### Input ###
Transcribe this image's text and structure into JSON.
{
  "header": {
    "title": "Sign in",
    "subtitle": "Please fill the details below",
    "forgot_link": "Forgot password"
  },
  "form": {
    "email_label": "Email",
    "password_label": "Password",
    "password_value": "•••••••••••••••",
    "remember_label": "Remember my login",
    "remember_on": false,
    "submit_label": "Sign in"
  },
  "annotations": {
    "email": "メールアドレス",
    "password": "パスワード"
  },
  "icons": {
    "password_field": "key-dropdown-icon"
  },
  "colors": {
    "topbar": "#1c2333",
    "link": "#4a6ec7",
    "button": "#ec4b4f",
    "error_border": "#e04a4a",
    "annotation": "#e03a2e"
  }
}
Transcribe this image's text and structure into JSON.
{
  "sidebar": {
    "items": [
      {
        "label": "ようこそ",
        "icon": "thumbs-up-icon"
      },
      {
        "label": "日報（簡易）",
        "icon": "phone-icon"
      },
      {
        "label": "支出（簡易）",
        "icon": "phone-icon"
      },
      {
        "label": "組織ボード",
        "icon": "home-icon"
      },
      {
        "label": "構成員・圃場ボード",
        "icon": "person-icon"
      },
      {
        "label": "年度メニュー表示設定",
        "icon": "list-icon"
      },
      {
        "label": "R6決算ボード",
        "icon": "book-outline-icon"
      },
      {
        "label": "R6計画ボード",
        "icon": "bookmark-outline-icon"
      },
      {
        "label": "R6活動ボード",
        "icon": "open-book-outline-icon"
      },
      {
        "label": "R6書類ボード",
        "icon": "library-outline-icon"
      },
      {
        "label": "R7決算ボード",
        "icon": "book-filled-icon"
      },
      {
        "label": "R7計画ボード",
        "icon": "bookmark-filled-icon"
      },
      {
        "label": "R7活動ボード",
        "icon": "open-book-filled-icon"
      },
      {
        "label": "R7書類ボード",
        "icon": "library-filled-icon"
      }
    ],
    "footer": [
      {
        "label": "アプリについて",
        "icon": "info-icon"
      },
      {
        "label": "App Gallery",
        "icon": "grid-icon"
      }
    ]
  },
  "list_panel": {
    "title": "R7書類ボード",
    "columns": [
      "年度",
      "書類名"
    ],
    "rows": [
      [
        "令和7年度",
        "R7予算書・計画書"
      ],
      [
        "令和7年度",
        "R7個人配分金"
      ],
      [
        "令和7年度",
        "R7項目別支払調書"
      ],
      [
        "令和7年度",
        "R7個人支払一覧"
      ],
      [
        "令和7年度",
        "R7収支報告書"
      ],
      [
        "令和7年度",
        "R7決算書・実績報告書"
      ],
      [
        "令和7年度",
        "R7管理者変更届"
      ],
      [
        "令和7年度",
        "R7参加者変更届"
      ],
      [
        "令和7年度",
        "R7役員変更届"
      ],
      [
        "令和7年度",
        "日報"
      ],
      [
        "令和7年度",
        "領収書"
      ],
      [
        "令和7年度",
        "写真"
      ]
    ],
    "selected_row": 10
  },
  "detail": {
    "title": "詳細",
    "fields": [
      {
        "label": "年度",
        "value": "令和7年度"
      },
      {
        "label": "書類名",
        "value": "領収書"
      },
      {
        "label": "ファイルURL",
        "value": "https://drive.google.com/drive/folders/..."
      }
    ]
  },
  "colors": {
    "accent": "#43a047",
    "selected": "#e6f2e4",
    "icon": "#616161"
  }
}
###
(Goal of the exercise):
Of the lines in the entries above, how many include "bookmark"? Only the number should be given.

(Solution to this exercise):
2